WHAT IS BEING ASKED
Reproduce all records verbatim.

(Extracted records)
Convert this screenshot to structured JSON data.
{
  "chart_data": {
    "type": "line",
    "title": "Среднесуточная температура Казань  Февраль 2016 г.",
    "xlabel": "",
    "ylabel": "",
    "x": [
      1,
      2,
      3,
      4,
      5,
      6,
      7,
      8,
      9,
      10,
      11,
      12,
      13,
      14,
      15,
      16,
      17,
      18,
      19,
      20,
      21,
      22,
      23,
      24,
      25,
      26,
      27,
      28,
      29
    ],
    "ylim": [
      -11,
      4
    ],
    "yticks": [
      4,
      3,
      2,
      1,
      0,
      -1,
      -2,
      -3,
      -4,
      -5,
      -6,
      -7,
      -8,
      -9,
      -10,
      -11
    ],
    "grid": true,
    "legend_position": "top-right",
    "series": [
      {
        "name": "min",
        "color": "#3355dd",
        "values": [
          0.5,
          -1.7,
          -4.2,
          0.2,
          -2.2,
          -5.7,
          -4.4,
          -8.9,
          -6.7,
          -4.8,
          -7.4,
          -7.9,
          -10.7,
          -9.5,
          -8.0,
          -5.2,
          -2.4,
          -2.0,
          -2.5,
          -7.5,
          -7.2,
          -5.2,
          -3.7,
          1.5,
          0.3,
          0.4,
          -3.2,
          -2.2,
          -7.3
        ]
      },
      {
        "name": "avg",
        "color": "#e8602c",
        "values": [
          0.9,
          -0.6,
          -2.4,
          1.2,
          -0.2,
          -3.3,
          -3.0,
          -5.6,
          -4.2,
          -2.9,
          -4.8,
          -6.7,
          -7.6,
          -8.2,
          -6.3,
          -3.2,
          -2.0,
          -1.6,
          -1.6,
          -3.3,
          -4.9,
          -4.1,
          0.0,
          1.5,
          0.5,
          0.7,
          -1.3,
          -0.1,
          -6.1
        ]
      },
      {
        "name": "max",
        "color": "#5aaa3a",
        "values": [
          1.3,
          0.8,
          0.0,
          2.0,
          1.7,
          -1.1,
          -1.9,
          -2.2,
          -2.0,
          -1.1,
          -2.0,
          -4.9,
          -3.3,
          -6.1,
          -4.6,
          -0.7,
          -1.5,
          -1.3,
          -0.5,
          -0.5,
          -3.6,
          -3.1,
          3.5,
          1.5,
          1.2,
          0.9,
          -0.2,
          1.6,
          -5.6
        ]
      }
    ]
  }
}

SOLUTION FOR THIS EXERCISE
Convert this screenshot to structured JSON data.
{
  "chart_data": {
    "type": "line",
    "title": "Среднесуточная температура Казань  Февраль 2016 г.",
    "xlabel": "",
    "ylabel": "",
    "x": [
      1,
      2,
      3,
      4,
      5,
      6,
      7,
      8,
      9,
      10,
      11,
      12,
      13,
      14,
      15,
      16,
      17,
      18,
      19,
      20,
      21,
      22,
      23,
      24,
      25,
      26,
      27,
      28,
      29
    ],
    "ylim": [
      -11,
      4
    ],
    "yticks": [
      4,
      3,
      2,
      1,
      0,
      -1,
      -2,
      -3,
      -4,
      -5,
      -6,
      -7,
      -8,
      -9,
      -10,
      -11
    ],
    "grid": true,
    "legend_position": "top-right",
    "series": [
      {
        "name": "min",
        "color": "#3355dd",
        "values": [
          0.5,
          -1.7,
          -4.2,
          0.2,
          -2.2,
          -5.7,
          -4.4,
          -8.9,
          -6.7,
          -4.8,
          -7.4,
          -7.9,
          -10.7,
          -9.5,
          -8.0,
          -5.2,
          -2.4,
          -2.0,
          -2.5,
          -7.5,
          -7.2,
          -5.2,
          -3.7,
          1.5,
          0.3,
          0.4,
          -3.2,
          -2.2,
          -7.3
        ]
      },
      {
        "name": "avg",
        "color": "#e8602c",
        "values": [
          0.9,
          -0.6,
          -2.4,
          1.2,
          -0.2,
          -3.3,
          -3.0,
          -5.6,
          -4.2,
          -2.9,
          -4.8,
          -6.7,
          -7.6,
          -8.2,
          -6.3,
          -3.2,
          -2.0,
          -1.6,
          -1.6,
          -3.3,
          -4.9,
          -4.1,
          0.0,
          1.5,
          0.5,
          0.7,
          -1.3,
          -0.1,
          -6.1
        ]
      },
      {
        "name": "max",
        "color": "#5aaa3a",
        "values": [
          1.3,
          0.8,
          0.0,
          2.0,
          1.7,
          -1.1,
          -1.9,
          -2.2,
          -2.0,
          -1.1,
          -2.0,
          -4.9,
          -3.3,
          -6.1,
          -4.6,
          -0.7,
          -1.5,
          -1.3,
          -0.5,
          -0.5,
          -3.6,
          -3.1,
          3.5,
          1.5,
          1.2,
          0.9,
          -0.2,
          1.6,
          -5.6
        ]
      }
    ]
  }
}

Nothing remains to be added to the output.